→ **Given problem**: Copy out every line in which the string "JSON" occurs.
# start of Dataset extract
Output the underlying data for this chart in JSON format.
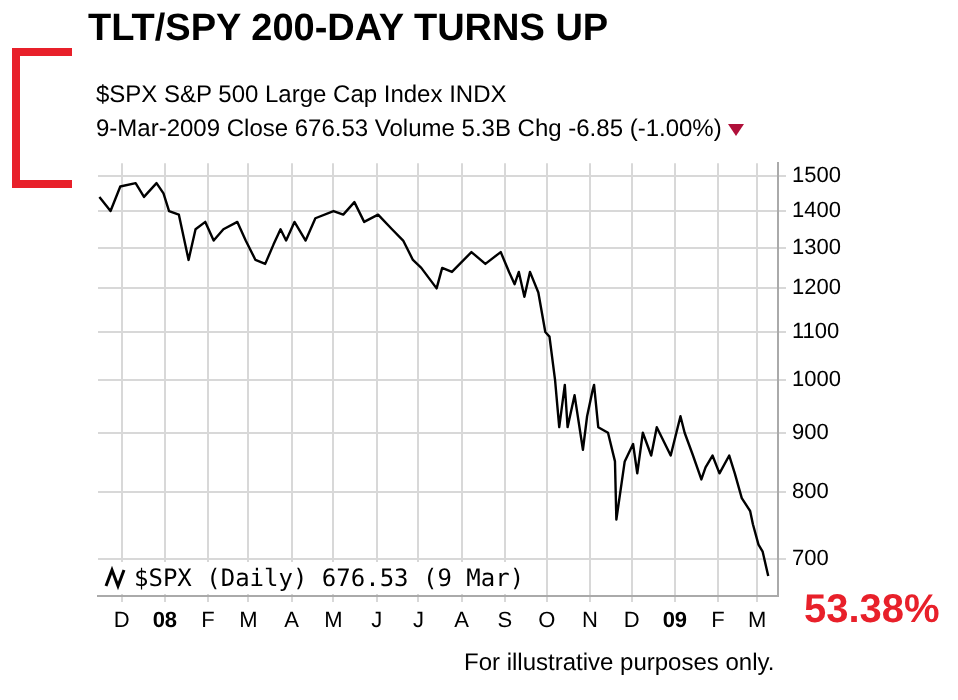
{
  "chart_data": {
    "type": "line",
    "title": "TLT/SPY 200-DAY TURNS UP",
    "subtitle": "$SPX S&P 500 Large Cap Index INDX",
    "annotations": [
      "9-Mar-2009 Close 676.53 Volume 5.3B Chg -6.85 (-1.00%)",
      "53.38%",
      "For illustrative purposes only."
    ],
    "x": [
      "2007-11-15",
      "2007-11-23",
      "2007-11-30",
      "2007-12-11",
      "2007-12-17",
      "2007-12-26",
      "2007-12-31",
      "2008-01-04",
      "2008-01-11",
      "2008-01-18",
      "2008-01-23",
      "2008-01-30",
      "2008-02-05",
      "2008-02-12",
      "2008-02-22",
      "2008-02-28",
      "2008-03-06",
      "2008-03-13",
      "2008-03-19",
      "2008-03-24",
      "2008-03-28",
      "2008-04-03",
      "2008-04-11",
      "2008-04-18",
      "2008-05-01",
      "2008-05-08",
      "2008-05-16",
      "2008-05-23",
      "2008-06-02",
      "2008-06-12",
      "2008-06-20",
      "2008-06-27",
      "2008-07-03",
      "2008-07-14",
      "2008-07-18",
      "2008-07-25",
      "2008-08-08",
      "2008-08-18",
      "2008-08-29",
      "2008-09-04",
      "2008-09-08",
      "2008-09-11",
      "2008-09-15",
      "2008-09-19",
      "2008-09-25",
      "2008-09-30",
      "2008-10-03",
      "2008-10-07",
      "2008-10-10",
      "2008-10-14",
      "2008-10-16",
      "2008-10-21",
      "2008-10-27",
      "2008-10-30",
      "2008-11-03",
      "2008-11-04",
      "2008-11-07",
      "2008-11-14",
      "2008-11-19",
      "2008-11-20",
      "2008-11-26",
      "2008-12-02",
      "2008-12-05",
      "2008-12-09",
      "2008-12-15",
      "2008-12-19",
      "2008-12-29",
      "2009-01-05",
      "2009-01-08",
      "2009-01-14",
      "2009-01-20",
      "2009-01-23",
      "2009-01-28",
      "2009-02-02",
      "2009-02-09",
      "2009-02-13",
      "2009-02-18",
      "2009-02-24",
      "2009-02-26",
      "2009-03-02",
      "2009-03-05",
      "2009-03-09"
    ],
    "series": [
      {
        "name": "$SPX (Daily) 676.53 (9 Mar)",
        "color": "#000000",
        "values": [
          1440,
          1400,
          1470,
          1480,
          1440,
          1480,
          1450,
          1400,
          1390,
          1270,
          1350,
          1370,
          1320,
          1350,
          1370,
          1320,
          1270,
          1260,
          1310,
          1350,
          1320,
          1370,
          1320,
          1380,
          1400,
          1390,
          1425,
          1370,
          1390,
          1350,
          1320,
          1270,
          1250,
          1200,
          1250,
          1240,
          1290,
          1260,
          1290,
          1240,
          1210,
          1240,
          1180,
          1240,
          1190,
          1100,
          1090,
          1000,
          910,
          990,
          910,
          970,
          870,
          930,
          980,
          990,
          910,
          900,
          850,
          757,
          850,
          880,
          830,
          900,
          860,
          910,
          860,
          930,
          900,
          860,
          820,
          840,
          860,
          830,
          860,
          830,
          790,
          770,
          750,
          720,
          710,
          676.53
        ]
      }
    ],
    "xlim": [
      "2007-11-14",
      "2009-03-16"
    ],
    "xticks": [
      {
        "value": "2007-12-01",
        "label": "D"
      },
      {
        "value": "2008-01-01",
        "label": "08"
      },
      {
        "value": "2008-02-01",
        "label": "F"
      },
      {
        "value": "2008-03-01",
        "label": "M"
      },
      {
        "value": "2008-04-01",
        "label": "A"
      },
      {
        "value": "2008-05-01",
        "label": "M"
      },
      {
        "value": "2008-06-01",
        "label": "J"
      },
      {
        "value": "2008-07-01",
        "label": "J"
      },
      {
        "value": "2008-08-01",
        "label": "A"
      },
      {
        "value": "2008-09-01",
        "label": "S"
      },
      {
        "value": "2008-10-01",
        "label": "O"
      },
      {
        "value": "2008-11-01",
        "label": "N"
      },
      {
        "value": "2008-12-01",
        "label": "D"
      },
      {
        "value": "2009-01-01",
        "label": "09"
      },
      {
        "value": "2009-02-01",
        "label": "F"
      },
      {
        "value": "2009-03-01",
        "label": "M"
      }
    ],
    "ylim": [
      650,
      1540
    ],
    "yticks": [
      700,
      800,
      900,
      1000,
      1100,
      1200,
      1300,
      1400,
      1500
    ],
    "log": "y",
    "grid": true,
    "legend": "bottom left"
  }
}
# end of Dataset extract
# start of Dataset extract
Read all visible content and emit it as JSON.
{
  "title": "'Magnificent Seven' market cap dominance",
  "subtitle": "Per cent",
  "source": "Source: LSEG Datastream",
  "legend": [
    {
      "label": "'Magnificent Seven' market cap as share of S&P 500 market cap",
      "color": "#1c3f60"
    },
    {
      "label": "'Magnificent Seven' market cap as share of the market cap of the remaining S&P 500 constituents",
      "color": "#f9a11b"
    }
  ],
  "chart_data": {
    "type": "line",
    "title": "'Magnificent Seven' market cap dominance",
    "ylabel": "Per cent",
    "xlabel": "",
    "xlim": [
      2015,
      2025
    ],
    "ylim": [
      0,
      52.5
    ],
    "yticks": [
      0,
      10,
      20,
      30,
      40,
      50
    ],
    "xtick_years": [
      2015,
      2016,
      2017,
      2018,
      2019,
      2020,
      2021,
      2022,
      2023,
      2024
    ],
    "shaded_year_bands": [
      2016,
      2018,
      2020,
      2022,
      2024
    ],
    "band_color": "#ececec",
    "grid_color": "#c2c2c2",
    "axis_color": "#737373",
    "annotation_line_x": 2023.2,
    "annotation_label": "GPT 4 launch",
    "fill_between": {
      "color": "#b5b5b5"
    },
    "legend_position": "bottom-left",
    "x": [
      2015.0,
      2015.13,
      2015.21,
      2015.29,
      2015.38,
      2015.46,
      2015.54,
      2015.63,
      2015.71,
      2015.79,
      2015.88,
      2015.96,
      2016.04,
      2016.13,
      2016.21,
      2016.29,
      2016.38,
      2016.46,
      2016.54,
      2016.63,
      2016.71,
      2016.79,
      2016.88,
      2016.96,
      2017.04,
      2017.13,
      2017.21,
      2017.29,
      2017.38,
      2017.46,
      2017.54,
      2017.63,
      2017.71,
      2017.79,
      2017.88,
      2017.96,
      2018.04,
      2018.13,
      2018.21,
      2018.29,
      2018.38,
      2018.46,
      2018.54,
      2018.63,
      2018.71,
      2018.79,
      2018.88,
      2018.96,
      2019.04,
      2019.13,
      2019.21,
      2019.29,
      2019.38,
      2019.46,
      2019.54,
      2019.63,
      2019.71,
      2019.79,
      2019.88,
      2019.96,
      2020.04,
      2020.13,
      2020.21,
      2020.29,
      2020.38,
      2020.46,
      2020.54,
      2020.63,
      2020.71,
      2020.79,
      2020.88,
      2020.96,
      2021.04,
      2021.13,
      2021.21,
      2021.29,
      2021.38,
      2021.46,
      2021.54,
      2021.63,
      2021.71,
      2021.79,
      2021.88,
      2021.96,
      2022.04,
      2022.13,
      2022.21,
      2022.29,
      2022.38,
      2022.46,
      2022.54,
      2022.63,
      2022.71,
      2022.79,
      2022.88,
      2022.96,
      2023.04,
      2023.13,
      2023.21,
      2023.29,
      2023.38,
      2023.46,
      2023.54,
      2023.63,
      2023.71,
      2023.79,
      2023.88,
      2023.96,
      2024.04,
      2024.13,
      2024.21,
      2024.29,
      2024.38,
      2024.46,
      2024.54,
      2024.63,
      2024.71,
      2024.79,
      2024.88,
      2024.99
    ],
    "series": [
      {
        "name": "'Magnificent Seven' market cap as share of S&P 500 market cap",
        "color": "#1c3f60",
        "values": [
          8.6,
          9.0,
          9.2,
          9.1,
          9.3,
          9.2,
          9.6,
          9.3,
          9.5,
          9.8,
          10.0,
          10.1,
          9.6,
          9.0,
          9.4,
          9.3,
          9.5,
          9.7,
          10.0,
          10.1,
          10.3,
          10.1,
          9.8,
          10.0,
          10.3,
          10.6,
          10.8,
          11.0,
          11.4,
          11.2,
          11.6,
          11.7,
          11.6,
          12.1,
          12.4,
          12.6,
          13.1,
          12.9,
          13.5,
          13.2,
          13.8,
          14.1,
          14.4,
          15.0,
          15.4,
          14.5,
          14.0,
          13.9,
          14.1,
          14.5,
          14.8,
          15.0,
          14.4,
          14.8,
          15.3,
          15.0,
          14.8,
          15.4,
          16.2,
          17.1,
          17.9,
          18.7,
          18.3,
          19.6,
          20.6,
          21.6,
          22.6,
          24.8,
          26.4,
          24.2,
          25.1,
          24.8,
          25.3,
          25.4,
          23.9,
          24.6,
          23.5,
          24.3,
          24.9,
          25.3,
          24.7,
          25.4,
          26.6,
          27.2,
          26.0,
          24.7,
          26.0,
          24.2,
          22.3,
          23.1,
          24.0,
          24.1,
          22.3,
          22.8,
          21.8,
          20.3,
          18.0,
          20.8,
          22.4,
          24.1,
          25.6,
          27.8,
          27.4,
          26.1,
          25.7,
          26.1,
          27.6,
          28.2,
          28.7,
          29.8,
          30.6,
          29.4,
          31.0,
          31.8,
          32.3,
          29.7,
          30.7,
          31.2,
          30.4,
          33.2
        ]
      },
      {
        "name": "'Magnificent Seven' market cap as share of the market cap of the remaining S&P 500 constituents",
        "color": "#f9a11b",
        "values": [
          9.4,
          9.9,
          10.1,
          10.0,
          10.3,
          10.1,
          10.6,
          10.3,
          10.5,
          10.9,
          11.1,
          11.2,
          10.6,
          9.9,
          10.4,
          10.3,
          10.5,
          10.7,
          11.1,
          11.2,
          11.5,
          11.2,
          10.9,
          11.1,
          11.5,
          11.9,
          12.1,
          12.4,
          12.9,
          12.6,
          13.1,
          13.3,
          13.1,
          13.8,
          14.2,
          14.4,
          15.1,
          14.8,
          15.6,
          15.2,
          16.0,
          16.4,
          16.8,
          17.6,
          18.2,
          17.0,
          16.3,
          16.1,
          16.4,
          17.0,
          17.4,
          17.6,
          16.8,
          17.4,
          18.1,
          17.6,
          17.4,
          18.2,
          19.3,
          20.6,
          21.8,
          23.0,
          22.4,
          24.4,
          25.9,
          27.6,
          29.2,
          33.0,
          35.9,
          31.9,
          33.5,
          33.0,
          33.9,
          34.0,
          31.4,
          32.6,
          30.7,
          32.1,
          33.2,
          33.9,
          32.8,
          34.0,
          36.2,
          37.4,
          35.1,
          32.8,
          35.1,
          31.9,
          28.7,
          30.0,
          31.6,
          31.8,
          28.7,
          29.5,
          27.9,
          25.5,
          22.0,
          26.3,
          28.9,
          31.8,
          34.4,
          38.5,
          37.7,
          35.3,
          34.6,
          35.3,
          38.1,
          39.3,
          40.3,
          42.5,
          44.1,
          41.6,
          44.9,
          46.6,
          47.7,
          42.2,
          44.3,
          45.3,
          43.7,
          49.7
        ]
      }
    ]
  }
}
# end of Dataset extract
→ **Full response**:
Output the underlying data for this chart in JSON format.
Read all visible content and emit it as JSON.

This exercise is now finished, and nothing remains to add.